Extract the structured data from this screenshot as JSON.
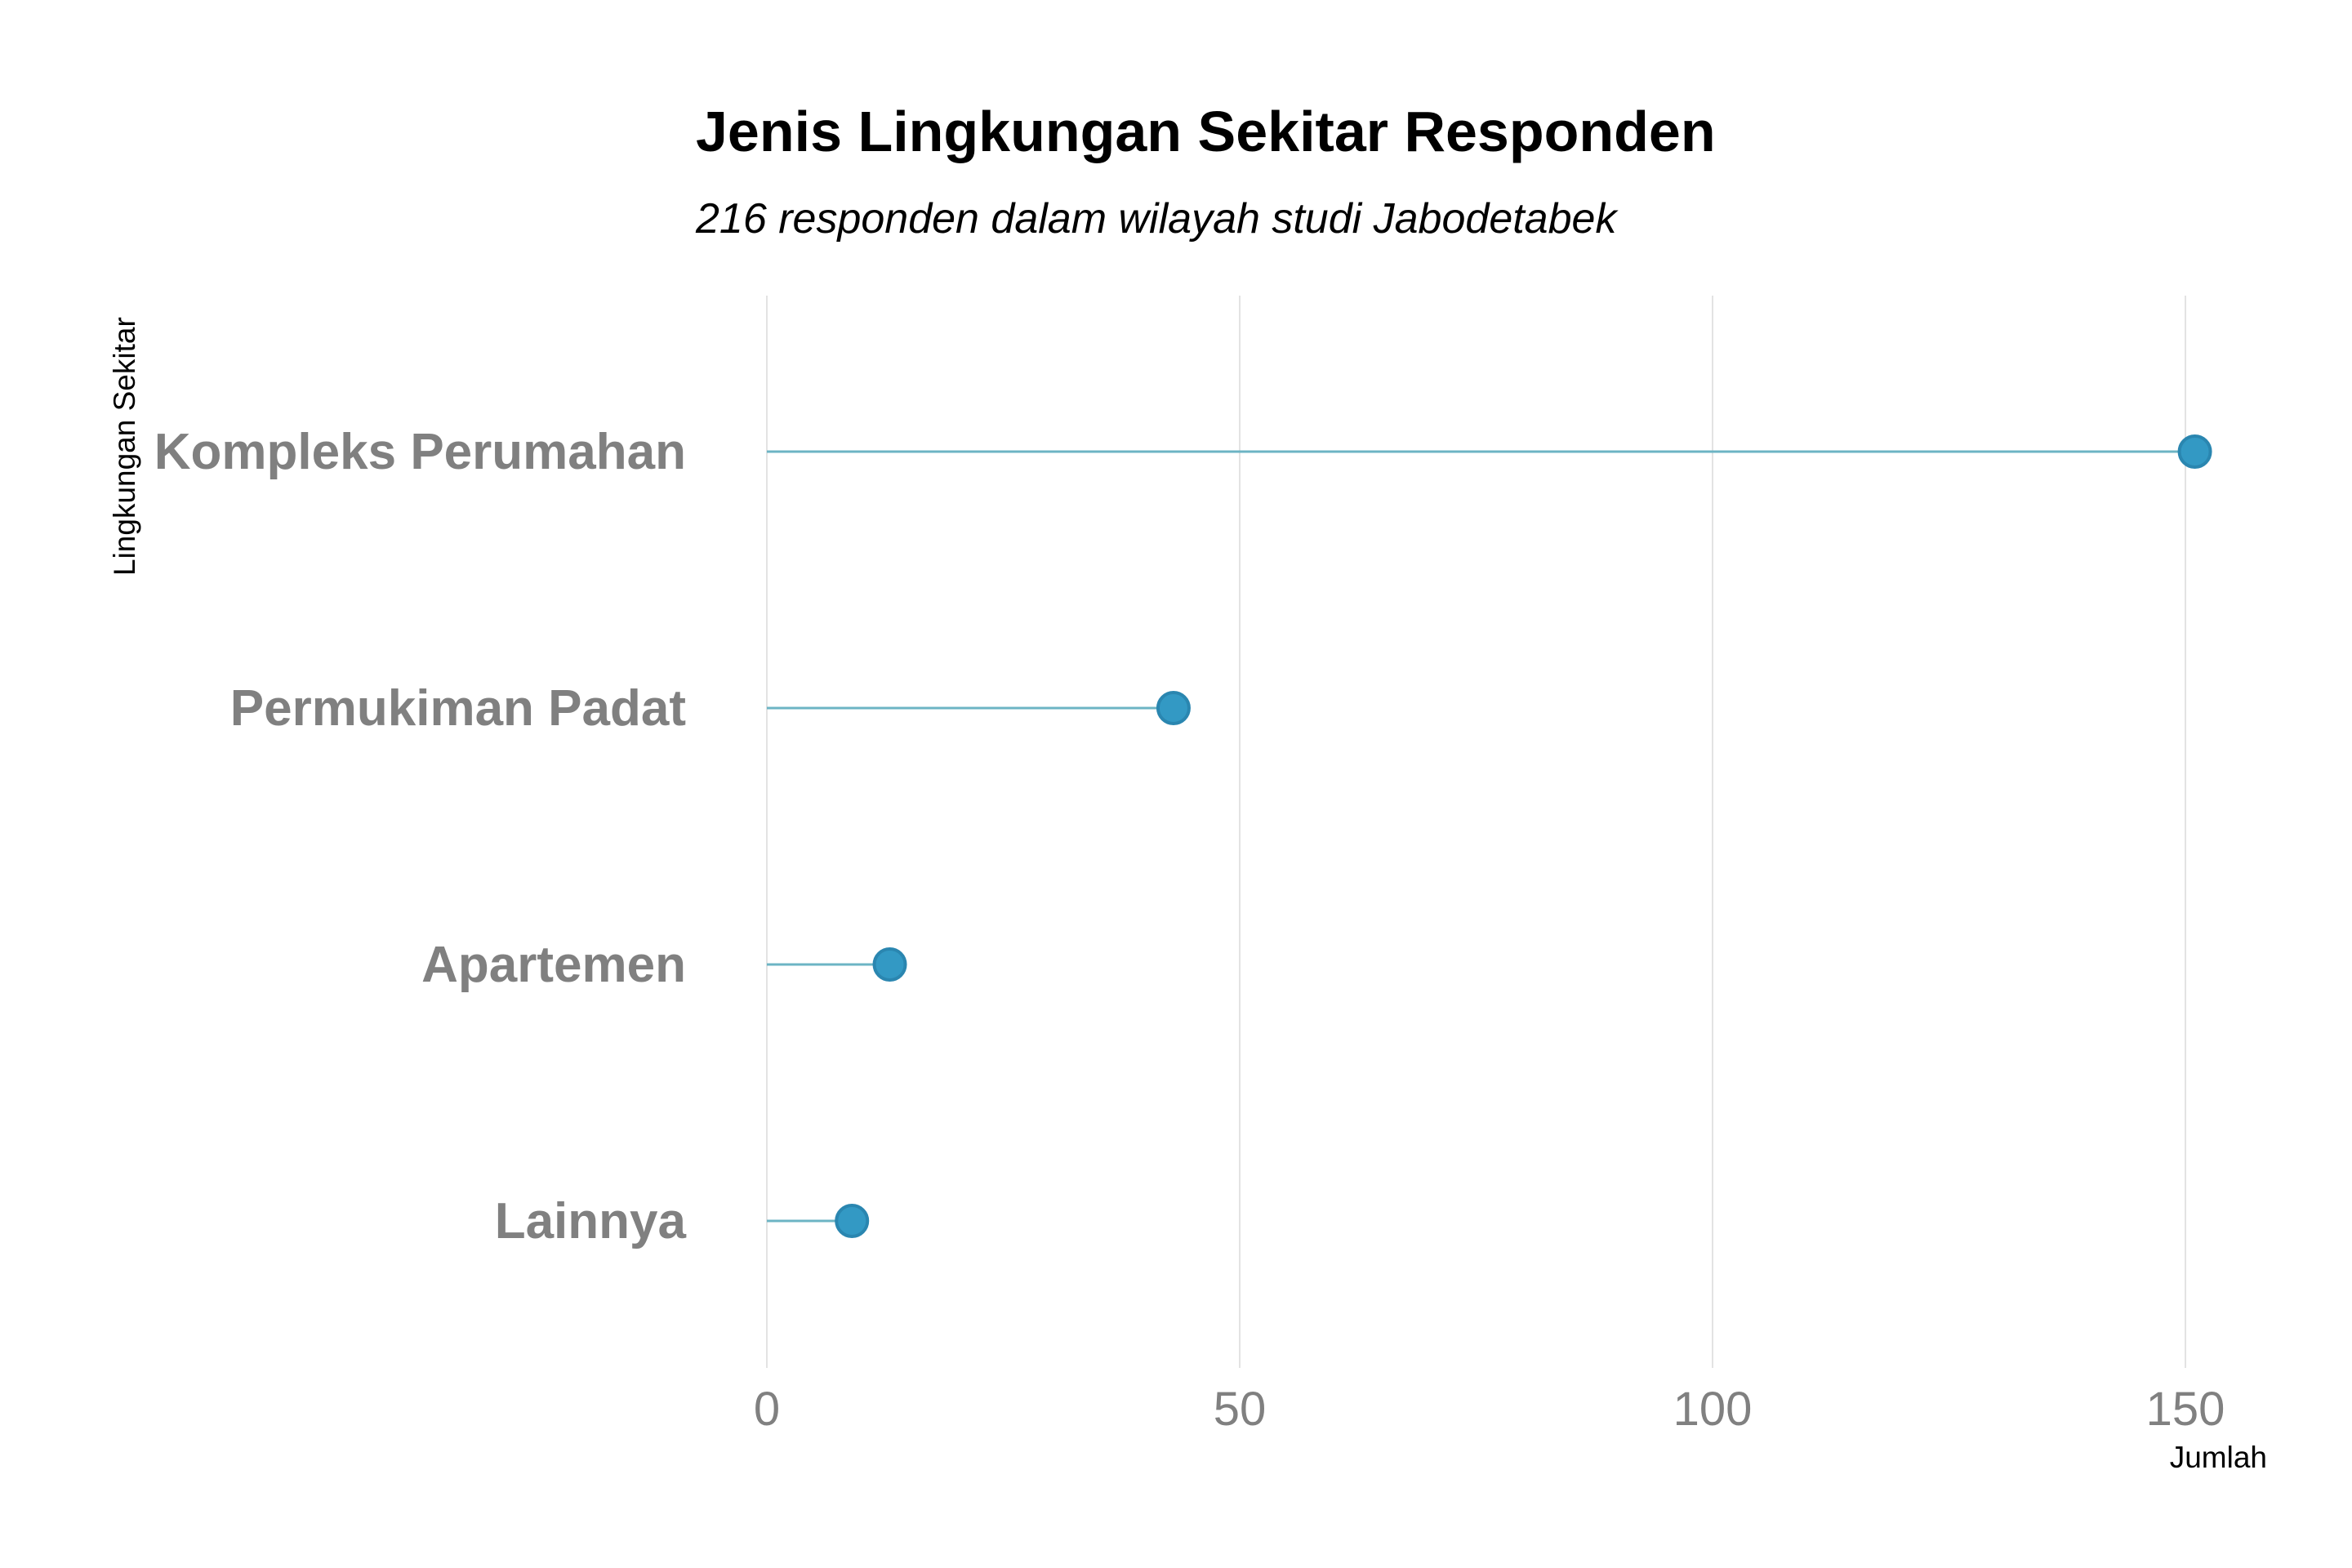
{
  "chart_data": {
    "type": "lollipop",
    "orientation": "horizontal",
    "title": "Jenis Lingkungan Sekitar Responden",
    "subtitle": "216 responden dalam wilayah studi Jabodetabek",
    "xlabel": "Jumlah",
    "ylabel": "Lingkungan Sekitar",
    "categories": [
      "Kompleks Perumahan",
      "Permukiman Padat",
      "Apartemen",
      "Lainnya"
    ],
    "values": [
      151,
      43,
      13,
      9
    ],
    "xlim": [
      0,
      151
    ],
    "xticks": [
      0,
      50,
      100,
      150
    ],
    "xtick_labels": [
      "0",
      "50",
      "100",
      "150"
    ],
    "grid": "vertical major only",
    "legend": "none",
    "colors": {
      "stem": "#6cb4c4",
      "dot_fill": "#3399c4",
      "dot_stroke": "#2a86b0",
      "grid": "#e3e3e3",
      "category_text": "#808080",
      "tick_text": "#808080"
    }
  }
}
#####
Give the entries again word for word, but skip the pictures.

Extract the structured data from this screenshot as JSON.
{
  "chart_data": {
    "type": "lollipop",
    "orientation": "horizontal",
    "title": "Jenis Lingkungan Sekitar Responden",
    "subtitle": "216 responden dalam wilayah studi Jabodetabek",
    "xlabel": "Jumlah",
    "ylabel": "Lingkungan Sekitar",
    "categories": [
      "Kompleks Perumahan",
      "Permukiman Padat",
      "Apartemen",
      "Lainnya"
    ],
    "values": [
      151,
      43,
      13,
      9
    ],
    "xlim": [
      0,
      151
    ],
    "xticks": [
      0,
      50,
      100,
      150
    ],
    "xtick_labels": [
      "0",
      "50",
      "100",
      "150"
    ],
    "grid": "vertical major only",
    "legend": "none",
    "colors": {
      "stem": "#6cb4c4",
      "dot_fill": "#3399c4",
      "dot_stroke": "#2a86b0",
      "grid": "#e3e3e3",
      "category_text": "#808080",
      "tick_text": "#808080"
    }
  }
}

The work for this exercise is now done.